_RECORDS FOR THE TASK_
-- -- --

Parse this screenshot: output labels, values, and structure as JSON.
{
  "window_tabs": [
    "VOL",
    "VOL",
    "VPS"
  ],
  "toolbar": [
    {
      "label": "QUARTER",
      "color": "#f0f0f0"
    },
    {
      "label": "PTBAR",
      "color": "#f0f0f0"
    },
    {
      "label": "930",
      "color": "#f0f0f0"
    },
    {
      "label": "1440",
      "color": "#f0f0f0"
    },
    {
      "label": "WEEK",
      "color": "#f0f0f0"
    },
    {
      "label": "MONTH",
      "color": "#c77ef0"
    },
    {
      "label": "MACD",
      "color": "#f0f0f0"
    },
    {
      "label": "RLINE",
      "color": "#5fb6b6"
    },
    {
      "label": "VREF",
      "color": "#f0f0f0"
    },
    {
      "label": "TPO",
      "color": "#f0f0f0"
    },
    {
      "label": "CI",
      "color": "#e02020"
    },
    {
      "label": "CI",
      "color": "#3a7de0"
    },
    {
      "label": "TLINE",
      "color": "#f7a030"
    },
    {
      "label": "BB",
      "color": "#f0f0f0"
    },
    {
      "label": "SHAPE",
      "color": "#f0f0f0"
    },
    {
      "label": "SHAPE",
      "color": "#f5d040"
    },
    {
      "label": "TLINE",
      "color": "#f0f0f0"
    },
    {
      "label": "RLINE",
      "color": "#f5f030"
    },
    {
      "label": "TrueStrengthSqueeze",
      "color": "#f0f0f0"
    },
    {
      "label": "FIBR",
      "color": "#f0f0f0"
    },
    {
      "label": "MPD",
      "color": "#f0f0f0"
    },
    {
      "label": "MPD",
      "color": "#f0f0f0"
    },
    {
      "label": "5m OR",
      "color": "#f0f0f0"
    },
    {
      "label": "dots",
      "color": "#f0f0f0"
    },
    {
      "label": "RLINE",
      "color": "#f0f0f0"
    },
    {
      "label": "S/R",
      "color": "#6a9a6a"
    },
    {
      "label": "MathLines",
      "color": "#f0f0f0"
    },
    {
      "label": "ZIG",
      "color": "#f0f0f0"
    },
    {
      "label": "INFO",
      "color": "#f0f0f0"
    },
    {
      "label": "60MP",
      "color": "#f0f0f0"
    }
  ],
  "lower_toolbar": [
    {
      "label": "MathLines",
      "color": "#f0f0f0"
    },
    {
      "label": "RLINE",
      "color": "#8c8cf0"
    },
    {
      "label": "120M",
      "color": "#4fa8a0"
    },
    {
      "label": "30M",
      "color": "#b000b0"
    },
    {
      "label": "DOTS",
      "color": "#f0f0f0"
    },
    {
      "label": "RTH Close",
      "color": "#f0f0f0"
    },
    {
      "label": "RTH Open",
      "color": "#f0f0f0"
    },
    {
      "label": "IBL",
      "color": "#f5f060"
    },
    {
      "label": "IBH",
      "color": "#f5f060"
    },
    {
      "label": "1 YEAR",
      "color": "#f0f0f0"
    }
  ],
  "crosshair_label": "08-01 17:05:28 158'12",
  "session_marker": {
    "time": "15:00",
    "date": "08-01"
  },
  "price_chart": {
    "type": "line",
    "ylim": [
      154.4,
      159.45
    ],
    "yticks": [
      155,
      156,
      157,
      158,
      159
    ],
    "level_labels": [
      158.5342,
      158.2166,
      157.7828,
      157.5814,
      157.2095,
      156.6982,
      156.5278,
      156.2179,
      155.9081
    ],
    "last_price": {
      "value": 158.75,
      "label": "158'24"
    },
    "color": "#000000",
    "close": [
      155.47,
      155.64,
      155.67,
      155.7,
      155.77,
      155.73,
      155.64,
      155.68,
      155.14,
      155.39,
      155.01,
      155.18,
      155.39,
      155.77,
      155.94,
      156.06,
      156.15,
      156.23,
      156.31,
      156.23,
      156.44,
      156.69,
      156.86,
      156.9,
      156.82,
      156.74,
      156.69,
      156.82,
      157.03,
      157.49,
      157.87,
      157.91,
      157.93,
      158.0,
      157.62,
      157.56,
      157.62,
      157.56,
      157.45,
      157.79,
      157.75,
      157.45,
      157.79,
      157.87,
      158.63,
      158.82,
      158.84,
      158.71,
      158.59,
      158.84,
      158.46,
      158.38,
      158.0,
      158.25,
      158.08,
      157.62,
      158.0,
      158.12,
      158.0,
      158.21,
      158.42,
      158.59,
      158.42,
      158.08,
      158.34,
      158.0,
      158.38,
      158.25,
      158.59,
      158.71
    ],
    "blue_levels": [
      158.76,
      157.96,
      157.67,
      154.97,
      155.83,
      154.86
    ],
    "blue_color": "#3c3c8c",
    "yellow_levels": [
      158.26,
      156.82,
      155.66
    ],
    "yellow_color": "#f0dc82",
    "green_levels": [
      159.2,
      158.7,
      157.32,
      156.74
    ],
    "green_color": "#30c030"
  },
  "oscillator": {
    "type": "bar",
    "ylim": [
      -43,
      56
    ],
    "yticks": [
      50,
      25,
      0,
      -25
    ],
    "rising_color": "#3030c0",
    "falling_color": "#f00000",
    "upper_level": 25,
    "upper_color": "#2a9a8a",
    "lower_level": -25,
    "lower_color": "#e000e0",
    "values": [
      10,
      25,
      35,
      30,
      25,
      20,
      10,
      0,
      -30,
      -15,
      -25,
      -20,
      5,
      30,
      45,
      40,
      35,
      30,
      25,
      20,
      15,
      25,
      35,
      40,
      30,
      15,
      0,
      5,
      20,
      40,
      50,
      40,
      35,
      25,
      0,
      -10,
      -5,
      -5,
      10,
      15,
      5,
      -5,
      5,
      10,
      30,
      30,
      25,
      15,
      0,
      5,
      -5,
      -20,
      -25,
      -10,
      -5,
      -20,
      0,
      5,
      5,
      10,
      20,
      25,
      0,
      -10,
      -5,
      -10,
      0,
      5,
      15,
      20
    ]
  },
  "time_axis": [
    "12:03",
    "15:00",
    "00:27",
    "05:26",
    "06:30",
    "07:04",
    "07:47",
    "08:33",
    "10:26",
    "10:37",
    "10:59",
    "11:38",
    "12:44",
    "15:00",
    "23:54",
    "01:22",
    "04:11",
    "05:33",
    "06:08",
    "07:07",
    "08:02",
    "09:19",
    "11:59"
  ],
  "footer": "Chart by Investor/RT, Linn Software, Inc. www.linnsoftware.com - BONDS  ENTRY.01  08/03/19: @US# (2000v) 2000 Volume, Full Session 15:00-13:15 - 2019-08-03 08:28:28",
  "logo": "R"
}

-- -- --

_EXERCISE GOAL_
Copy every record exactly as presented.

_RESULT_
Parse this screenshot: output labels, values, and structure as JSON.
{
  "window_tabs": [
    "VOL",
    "VOL",
    "VPS"
  ],
  "toolbar": [
    {
      "label": "QUARTER",
      "color": "#f0f0f0"
    },
    {
      "label": "PTBAR",
      "color": "#f0f0f0"
    },
    {
      "label": "930",
      "color": "#f0f0f0"
    },
    {
      "label": "1440",
      "color": "#f0f0f0"
    },
    {
      "label": "WEEK",
      "color": "#f0f0f0"
    },
    {
      "label": "MONTH",
      "color": "#c77ef0"
    },
    {
      "label": "MACD",
      "color": "#f0f0f0"
    },
    {
      "label": "RLINE",
      "color": "#5fb6b6"
    },
    {
      "label": "VREF",
      "color": "#f0f0f0"
    },
    {
      "label": "TPO",
      "color": "#f0f0f0"
    },
    {
      "label": "CI",
      "color": "#e02020"
    },
    {
      "label": "CI",
      "color": "#3a7de0"
    },
    {
      "label": "TLINE",
      "color": "#f7a030"
    },
    {
      "label": "BB",
      "color": "#f0f0f0"
    },
    {
      "label": "SHAPE",
      "color": "#f0f0f0"
    },
    {
      "label": "SHAPE",
      "color": "#f5d040"
    },
    {
      "label": "TLINE",
      "color": "#f0f0f0"
    },
    {
      "label": "RLINE",
      "color": "#f5f030"
    },
    {
      "label": "TrueStrengthSqueeze",
      "color": "#f0f0f0"
    },
    {
      "label": "FIBR",
      "color": "#f0f0f0"
    },
    {
      "label": "MPD",
      "color": "#f0f0f0"
    },
    {
      "label": "MPD",
      "color": "#f0f0f0"
    },
    {
      "label": "5m OR",
      "color": "#f0f0f0"
    },
    {
      "label": "dots",
      "color": "#f0f0f0"
    },
    {
      "label": "RLINE",
      "color": "#f0f0f0"
    },
    {
      "label": "S/R",
      "color": "#6a9a6a"
    },
    {
      "label": "MathLines",
      "color": "#f0f0f0"
    },
    {
      "label": "ZIG",
      "color": "#f0f0f0"
    },
    {
      "label": "INFO",
      "color": "#f0f0f0"
    },
    {
      "label": "60MP",
      "color": "#f0f0f0"
    }
  ],
  "lower_toolbar": [
    {
      "label": "MathLines",
      "color": "#f0f0f0"
    },
    {
      "label": "RLINE",
      "color": "#8c8cf0"
    },
    {
      "label": "120M",
      "color": "#4fa8a0"
    },
    {
      "label": "30M",
      "color": "#b000b0"
    },
    {
      "label": "DOTS",
      "color": "#f0f0f0"
    },
    {
      "label": "RTH Close",
      "color": "#f0f0f0"
    },
    {
      "label": "RTH Open",
      "color": "#f0f0f0"
    },
    {
      "label": "IBL",
      "color": "#f5f060"
    },
    {
      "label": "IBH",
      "color": "#f5f060"
    },
    {
      "label": "1 YEAR",
      "color": "#f0f0f0"
    }
  ],
  "crosshair_label": "08-01 17:05:28 158'12",
  "session_marker": {
    "time": "15:00",
    "date": "08-01"
  },
  "price_chart": {
    "type": "line",
    "ylim": [
      154.4,
      159.45
    ],
    "yticks": [
      155,
      156,
      157,
      158,
      159
    ],
    "level_labels": [
      158.5342,
      158.2166,
      157.7828,
      157.5814,
      157.2095,
      156.6982,
      156.5278,
      156.2179,
      155.9081
    ],
    "last_price": {
      "value": 158.75,
      "label": "158'24"
    },
    "color": "#000000",
    "close": [
      155.47,
      155.64,
      155.67,
      155.7,
      155.77,
      155.73,
      155.64,
      155.68,
      155.14,
      155.39,
      155.01,
      155.18,
      155.39,
      155.77,
      155.94,
      156.06,
      156.15,
      156.23,
      156.31,
      156.23,
      156.44,
      156.69,
      156.86,
      156.9,
      156.82,
      156.74,
      156.69,
      156.82,
      157.03,
      157.49,
      157.87,
      157.91,
      157.93,
      158.0,
      157.62,
      157.56,
      157.62,
      157.56,
      157.45,
      157.79,
      157.75,
      157.45,
      157.79,
      157.87,
      158.63,
      158.82,
      158.84,
      158.71,
      158.59,
      158.84,
      158.46,
      158.38,
      158.0,
      158.25,
      158.08,
      157.62,
      158.0,
      158.12,
      158.0,
      158.21,
      158.42,
      158.59,
      158.42,
      158.08,
      158.34,
      158.0,
      158.38,
      158.25,
      158.59,
      158.71
    ],
    "blue_levels": [
      158.76,
      157.96,
      157.67,
      154.97,
      155.83,
      154.86
    ],
    "blue_color": "#3c3c8c",
    "yellow_levels": [
      158.26,
      156.82,
      155.66
    ],
    "yellow_color": "#f0dc82",
    "green_levels": [
      159.2,
      158.7,
      157.32,
      156.74
    ],
    "green_color": "#30c030"
  },
  "oscillator": {
    "type": "bar",
    "ylim": [
      -43,
      56
    ],
    "yticks": [
      50,
      25,
      0,
      -25
    ],
    "rising_color": "#3030c0",
    "falling_color": "#f00000",
    "upper_level": 25,
    "upper_color": "#2a9a8a",
    "lower_level": -25,
    "lower_color": "#e000e0",
    "values": [
      10,
      25,
      35,
      30,
      25,
      20,
      10,
      0,
      -30,
      -15,
      -25,
      -20,
      5,
      30,
      45,
      40,
      35,
      30,
      25,
      20,
      15,
      25,
      35,
      40,
      30,
      15,
      0,
      5,
      20,
      40,
      50,
      40,
      35,
      25,
      0,
      -10,
      -5,
      -5,
      10,
      15,
      5,
      -5,
      5,
      10,
      30,
      30,
      25,
      15,
      0,
      5,
      -5,
      -20,
      -25,
      -10,
      -5,
      -20,
      0,
      5,
      5,
      10,
      20,
      25,
      0,
      -10,
      -5,
      -10,
      0,
      5,
      15,
      20
    ]
  },
  "time_axis": [
    "12:03",
    "15:00",
    "00:27",
    "05:26",
    "06:30",
    "07:04",
    "07:47",
    "08:33",
    "10:26",
    "10:37",
    "10:59",
    "11:38",
    "12:44",
    "15:00",
    "23:54",
    "01:22",
    "04:11",
    "05:33",
    "06:08",
    "07:07",
    "08:02",
    "09:19",
    "11:59"
  ],
  "footer": "Chart by Investor/RT, Linn Software, Inc. www.linnsoftware.com - BONDS  ENTRY.01  08/03/19: @US# (2000v) 2000 Volume, Full Session 15:00-13:15 - 2019-08-03 08:28:28",
  "logo": "R"
}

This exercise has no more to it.